> TASK DATA:
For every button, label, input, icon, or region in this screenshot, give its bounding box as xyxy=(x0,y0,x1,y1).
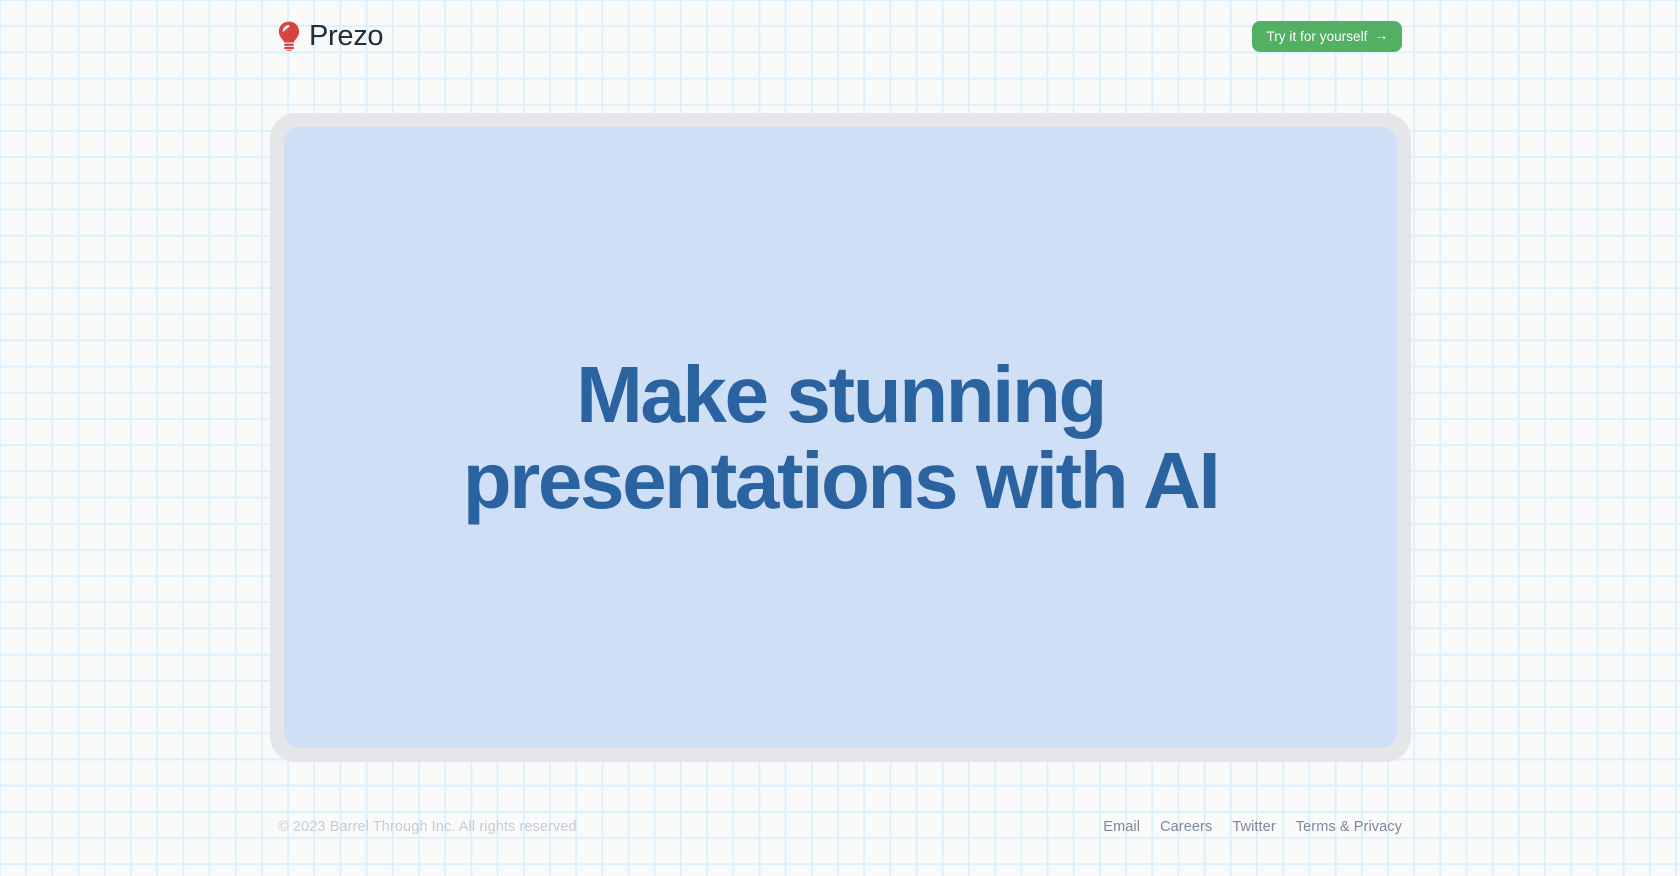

* * *

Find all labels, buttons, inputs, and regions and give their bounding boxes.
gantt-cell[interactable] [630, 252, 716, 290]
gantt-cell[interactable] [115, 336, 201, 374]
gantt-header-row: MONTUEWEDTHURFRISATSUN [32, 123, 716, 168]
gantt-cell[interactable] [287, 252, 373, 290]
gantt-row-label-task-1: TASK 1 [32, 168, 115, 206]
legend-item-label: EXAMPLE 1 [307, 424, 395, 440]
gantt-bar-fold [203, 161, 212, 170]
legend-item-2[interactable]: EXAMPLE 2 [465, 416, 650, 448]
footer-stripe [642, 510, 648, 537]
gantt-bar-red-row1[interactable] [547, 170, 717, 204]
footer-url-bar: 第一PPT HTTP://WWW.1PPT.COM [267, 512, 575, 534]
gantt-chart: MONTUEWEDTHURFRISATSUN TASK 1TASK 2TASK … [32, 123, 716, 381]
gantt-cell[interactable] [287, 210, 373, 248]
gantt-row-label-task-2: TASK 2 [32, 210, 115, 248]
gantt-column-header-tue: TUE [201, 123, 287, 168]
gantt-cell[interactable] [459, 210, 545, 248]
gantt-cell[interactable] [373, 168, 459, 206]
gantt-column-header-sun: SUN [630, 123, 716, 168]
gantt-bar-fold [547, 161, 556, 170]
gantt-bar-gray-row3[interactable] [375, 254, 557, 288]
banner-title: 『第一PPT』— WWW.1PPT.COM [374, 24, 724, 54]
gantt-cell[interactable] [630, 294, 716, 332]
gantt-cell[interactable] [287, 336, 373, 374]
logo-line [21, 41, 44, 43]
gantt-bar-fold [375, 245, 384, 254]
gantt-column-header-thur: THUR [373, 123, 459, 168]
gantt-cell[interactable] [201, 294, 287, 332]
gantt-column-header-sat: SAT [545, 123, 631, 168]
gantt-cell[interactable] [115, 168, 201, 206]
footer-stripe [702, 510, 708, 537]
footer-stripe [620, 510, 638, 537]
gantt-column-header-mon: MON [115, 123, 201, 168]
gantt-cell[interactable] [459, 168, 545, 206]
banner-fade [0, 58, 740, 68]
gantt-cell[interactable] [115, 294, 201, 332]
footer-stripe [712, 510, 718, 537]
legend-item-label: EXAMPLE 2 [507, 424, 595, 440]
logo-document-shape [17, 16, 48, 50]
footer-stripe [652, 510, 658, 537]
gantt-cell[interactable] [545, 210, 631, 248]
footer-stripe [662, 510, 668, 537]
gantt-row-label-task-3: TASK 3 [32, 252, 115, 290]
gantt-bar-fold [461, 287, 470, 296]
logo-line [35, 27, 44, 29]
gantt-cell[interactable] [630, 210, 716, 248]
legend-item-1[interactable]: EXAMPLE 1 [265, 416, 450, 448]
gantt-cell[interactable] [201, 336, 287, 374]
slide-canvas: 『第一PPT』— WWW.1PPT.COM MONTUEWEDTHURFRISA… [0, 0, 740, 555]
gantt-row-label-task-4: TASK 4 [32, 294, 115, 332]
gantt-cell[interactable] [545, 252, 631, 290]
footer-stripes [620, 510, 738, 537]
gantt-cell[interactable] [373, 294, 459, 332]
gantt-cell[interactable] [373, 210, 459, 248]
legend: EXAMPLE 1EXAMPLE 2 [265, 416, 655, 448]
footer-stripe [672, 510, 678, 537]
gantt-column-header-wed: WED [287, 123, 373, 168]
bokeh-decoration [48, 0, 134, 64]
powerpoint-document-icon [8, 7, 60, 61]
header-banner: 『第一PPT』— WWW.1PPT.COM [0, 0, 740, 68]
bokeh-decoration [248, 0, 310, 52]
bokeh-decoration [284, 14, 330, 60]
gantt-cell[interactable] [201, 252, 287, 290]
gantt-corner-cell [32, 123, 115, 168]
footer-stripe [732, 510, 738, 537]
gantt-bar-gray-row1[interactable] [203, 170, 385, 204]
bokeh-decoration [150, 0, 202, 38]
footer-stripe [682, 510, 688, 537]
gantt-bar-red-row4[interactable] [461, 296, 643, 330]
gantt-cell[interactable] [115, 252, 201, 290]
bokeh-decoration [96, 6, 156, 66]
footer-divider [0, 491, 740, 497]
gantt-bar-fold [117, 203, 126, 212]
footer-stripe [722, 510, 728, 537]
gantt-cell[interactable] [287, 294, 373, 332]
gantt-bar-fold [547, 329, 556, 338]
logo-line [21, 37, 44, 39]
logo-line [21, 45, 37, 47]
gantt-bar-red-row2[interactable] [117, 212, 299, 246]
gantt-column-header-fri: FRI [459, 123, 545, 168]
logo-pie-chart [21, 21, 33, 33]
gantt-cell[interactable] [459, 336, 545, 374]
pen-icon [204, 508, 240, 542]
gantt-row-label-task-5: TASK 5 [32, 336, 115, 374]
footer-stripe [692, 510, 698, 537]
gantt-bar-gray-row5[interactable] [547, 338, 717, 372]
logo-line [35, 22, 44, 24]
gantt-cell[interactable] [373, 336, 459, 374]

> EXERCISE DIRECTIONS: Gather every line in the records above that contains the string "give", and copy each one. Case counts.

> EXERCISE ANSWER:
For every button, label, input, icon, or region in this screenshot, give its bounding box as xyxy=(x0,y0,x1,y1).
Find all labels, buttons, inputs, and regions and give their bounding boxes.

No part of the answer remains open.